Saved entries:
┄┄┄┄┄┄┄┄┄┄┄┄┄┄┄┄┄┄┄┄
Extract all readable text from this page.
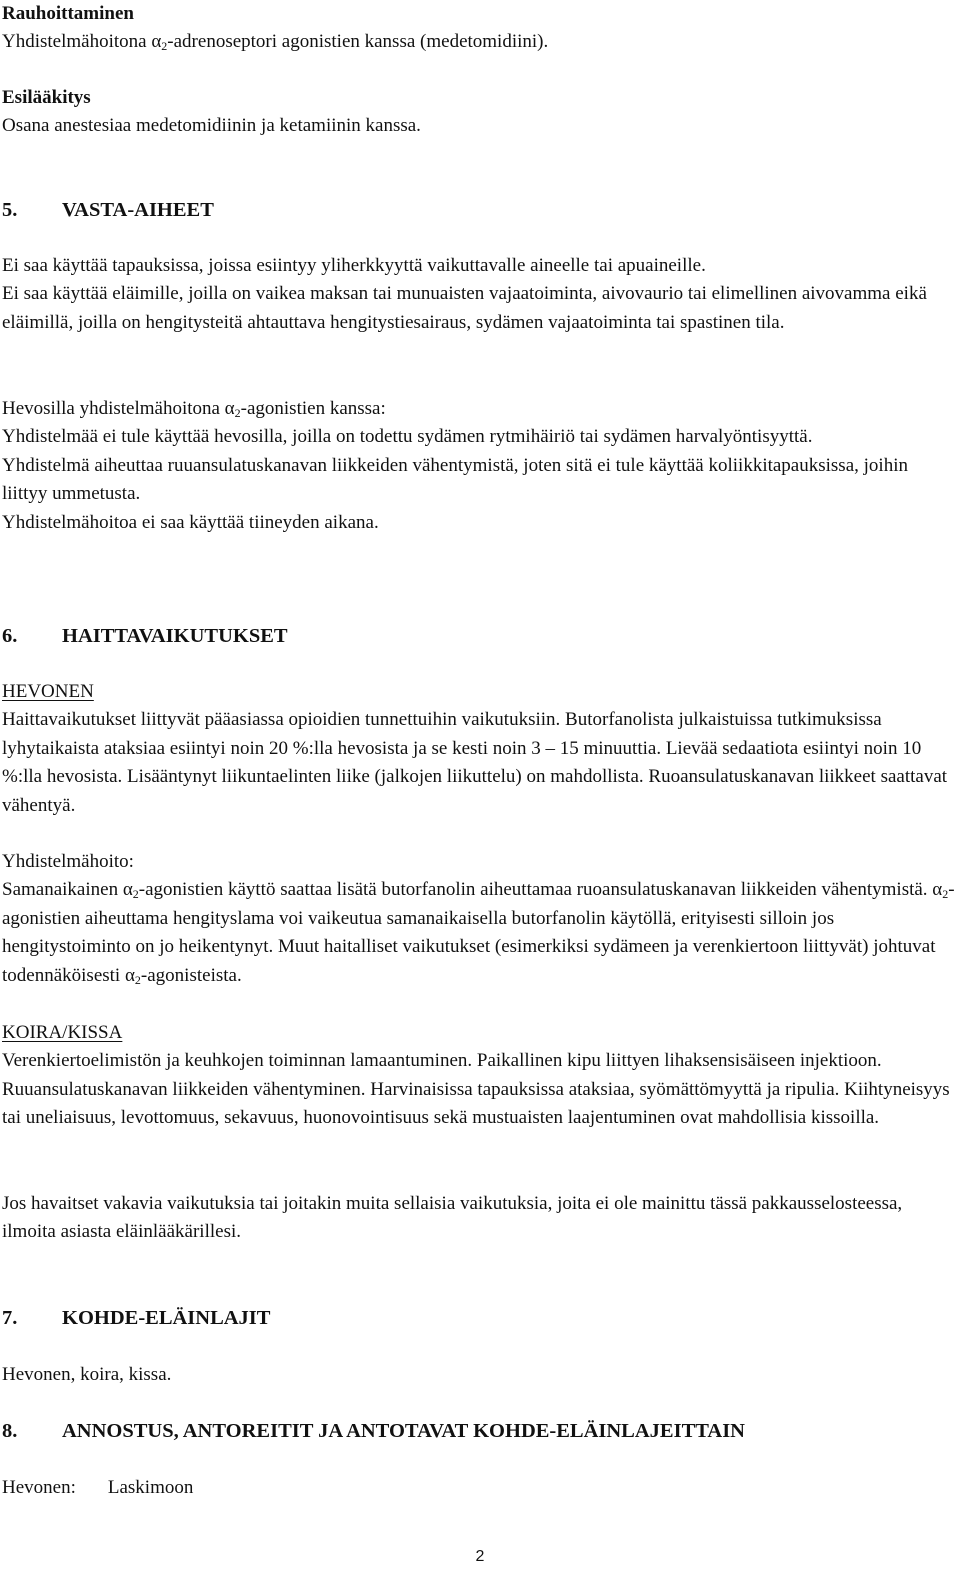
Rauhoittaminen
Yhdistelmähoitona $\alpha_2$-adrenoseptori agonistien kanssa (medetomidiini).
Esilääkitys
Osana anestesiaa medetomidiinin ja ketamiinin kanssa.
5. VASTA-AIHEET
Ei saa käyttää tapauksissa, joissa esiintyy yliherkkyyttä vaikuttavalle aineelle tai apuaineille.
Ei saa käyttää eläimille, joilla on vaikea maksan tai munuaisten vajaatoiminta, aivovaurio tai elimellinen aivovamma eikä eläimillä, joilla on hengitysteitä ahtauttava hengitystiesairaus, sydämen vajaatoiminta tai spastinen tila.
Hevosilla yhdistelmähoitona $\alpha_2$-agonistien kanssa:
Yhdistelmää ei tule käyttää hevosilla, joilla on todettu sydämen rytmihäiriö tai sydämen harvalyöntisyyttä.
Yhdistelmä aiheuttaa ruuansulatuskanavan liikkeiden vähentymistä, joten sitä ei tule käyttää koliikkitapauksissa, joihin liittyy ummetusta.
Yhdistelmähoitoa ei saa käyttää tiineyden aikana.
6. HAITTAVAIKUTUKSET
HEVONEN
Haittavaikutukset liittyvät pääasiassa opioidien tunnettuihin vaikutuksiin. Butorfanolista julkaistuissa tutkimuksissa lyhytaikaista ataksiaa esiintyi noin 20 %:lla hevosista ja se kesti noin 3 – 15 minuuttia. Lievää sedaatiota esiintyi noin 10 %:lla hevosista. Lisääntynyt liikuntaelinten liike (jalkojen liikuttelu) on mahdollista. Ruoansulatuskanavan liikkeet saattavat vähentyä.
Yhdistelmähoito:
Samanaikainen $\alpha_2$-agonistien käyttö saattaa lisätä butorfanolin aiheuttamaa ruoansulatuskanavan liikkeiden vähentymistä. $\alpha_2$-agonistien aiheuttama hengityslama voi vaikeutua samanaikaisella butorfanolin käytöllä, erityisesti silloin jos hengitystoiminto on jo heikentynyt. Muut haitalliset vaikutukset (esimerkiksi sydämeen ja verenkiertoon liittyvät) johtuvat todennäköisesti $\alpha_2$-agonisteista.
KOIRA/KISSA
Verenkiertoelimistön ja keuhkojen toiminnan lamaantuminen. Paikallinen kipu liittyen lihaksensisäiseen injektioon. Ruuansulatuskanavan liikkeiden vähentyminen. Harvinaisissa tapauksissa ataksiaa, syömättömyyttä ja ripulia. Kiihtyneisyys tai uneliaisuus, levottomuus, sekavuus, huonovointisuus sekä mustuaisten laajentuminen ovat mahdollisia kissoilla.
Jos havaitset vakavia vaikutuksia tai joitakin muita sellaisia vaikutuksia, joita ei ole mainittu tässä pakkausselosteessa, ilmoita asiasta eläinlääkärillesi.
7. KOHDE-ELÄINLAJIT
Hevonen, koira, kissa.
8. ANNOSTUS, ANTOREITIT JA ANTOTAVAT KOHDE-ELÄINLAJEITTAIN
Hevonen: Laskimoon
2
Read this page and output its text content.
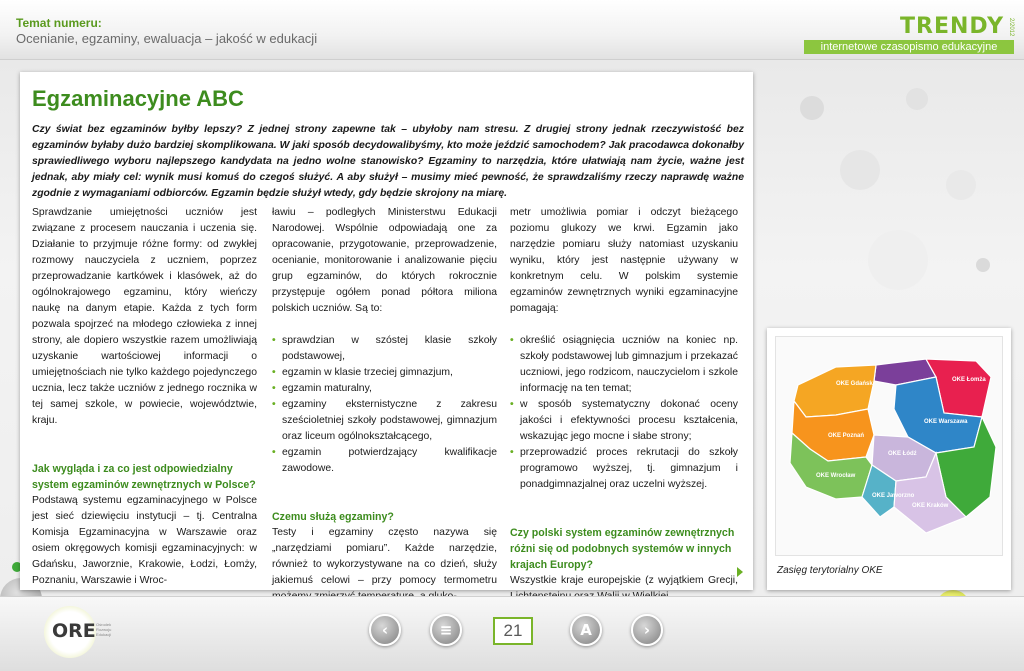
Temat numeru:
Ocenianie, egzaminy, ewaluacja – jakość w edukacji	TRENDY 2/2012
internetowe czasopismo edukacyjne
Egzaminacyjne ABC
Czy świat bez egzaminów byłby lepszy? Z jednej strony zapewne tak – ubyłoby nam stresu. Z drugiej strony jednak rzeczywistość bez egzaminów byłaby dużo bardziej skomplikowana. W jaki sposób decydowalibyśmy, kto może jeździć samochodem? Jak pracodawca dokonałby sprawiedliwego wyboru najlepszego kandydata na jedno wolne stanowisko? Egzaminy to narzędzia, które ułatwiają nam życie, ważne jest jednak, aby miały cel: wynik musi komuś do czegoś służyć. A aby służył – musimy mieć pewność, że sprawdzaliśmy rzeczy naprawdę ważne zgodnie z wymaganiami odbiorców. Egzamin będzie służył wtedy, gdy będzie skrojony na miarę.

Sprawdzanie umiejętności uczniów jest związane z procesem nauczania i uczenia się. Działanie to przyjmuje różne formy: od zwykłej rozmowy nauczyciela z uczniem, poprzez przeprowadzanie kartkówek i klasówek, aż do ogólnokrajowego egzaminu, który wieńczy naukę na danym etapie. Każda z tych form pozwala spojrzeć na młodego człowieka z innej strony, ale dopiero wszystkie razem umożliwiają uzyskanie wartościowej informacji o umiejętnościach nie tylko każdego pojedynczego ucznia, lecz także uczniów z jednego rocznika w tej samej szkole, w powiecie, województwie, kraju.

Jak wygląda i za co jest odpowiedzialny system egzaminów zewnętrznych w Polsce?

Podstawą systemu egzaminacyjnego w Polsce jest sieć dziewięciu instytucji – tj. Centralna Komisja Egzaminacyjna w Warszawie oraz osiem okręgowych komisji egzaminacyjnych: w Gdańsku, Jaworznie, Krakowie, Łodzi, Łomży, Poznaniu, Warszawie i Wroc-

ławiu – podległych Ministerstwu Edukacji Narodowej. Wspólnie odpowiadają one za opracowanie, przygotowanie, przeprowadzenie, ocenianie, monitorowanie i analizowanie pięciu grup egzaminów, do których rokrocznie przystępuje ogółem ponad półtora miliona polskich uczniów. Są to:

• sprawdzian w szóstej klasie szkoły podstawowej,
• egzamin w klasie trzeciej gimnazjum,
• egzamin maturalny,
• egzaminy eksternistyczne z zakresu sześcioletniej szkoły podstawowej, gimnazjum oraz liceum ogólnokształcącego,
• egzamin potwierdzający kwalifikacje zawodowe.
Czemu służą egzaminy?

Testy i egzaminy często nazywa się „narzędziami pomiaru”. Każde narzędzie, również to wykorzystywane na co dzień, służy jakiemuś celowi – przy pomocy termometru

metr umożliwia pomiar i odczyt bieżącego poziomu glukozy we krwi. Egzamin jako narzędzie pomiaru służy natomiast uzyskaniu wyniku, który jest następnie używany w konkretnym celu. W polskim systemie egzaminów zewnętrznych wyniki egzaminacyjne pomagają:

• określić osiągnięcia uczniów na koniec np. szkoły podstawowej lub gimnazjum i przekazać uczniowi, jego rodzicom, nauczycielom i szkole informację na ten temat;
• w sposób systematyczny dokonać oceny jakości i efektywności procesu kształcenia, wskazując jego mocne i słabe strony;
• przeprowadzić proces rekrutacji do szkoły programowo wyższej, tj. gimnazjum i ponadgimnazjalnej oraz uczelni wyższej.
Czy polski system egzaminów zewnętrznych różni się od podobnych systemów w innych krajach Europy?

Wszystkie kraje europejskie (z wyjątkiem Grecji,

OKE Gdańsk
OKE Łomża
OKE Poznań
OKE Warszawa
OKE Łódź
OKE Wrocław
OKE Jaworzno
OKE Kraków
Zasięg terytorialny OKE
ORE Ośrodek Rozwoju Edukacji	‹	≡	21	A	›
┄┄┄┄┄┄┄┄┄┄┄┄┄┄┄┄┄┄┄┄
INSTRUCTION: Scan the material for lines with the word "sposób", and copy each line you find.

RESULT OF THIS TASK:
Czy świat bez egzaminów byłby lepszy? Z jednej strony zapewne tak – ubyłoby nam stresu. Z drugiej strony jednak rzeczywistość bez egzaminów byłaby dużo bardziej skomplikowana. W jaki sposób decydowalibyśmy, kto może jeździć samochodem? Jak pracodawca dokonałby sprawiedliwego wyboru najlepszego kandydata na jedno wolne stanowisko? Egzaminy to narzędzia, które ułatwiają nam życie, ważne jest jednak, aby miały cel: wynik musi komuś do czegoś służyć. A aby służył – musimy mieć pewność, że sprawdzaliśmy rzeczy naprawdę ważne zgodnie z wymaganiami odbiorców. Egzamin będzie służył wtedy, gdy będzie skrojony na miarę.
• w sposób systematyczny dokonać oceny jakości i efektywności procesu kształcenia, wskazując jego mocne i słabe strony;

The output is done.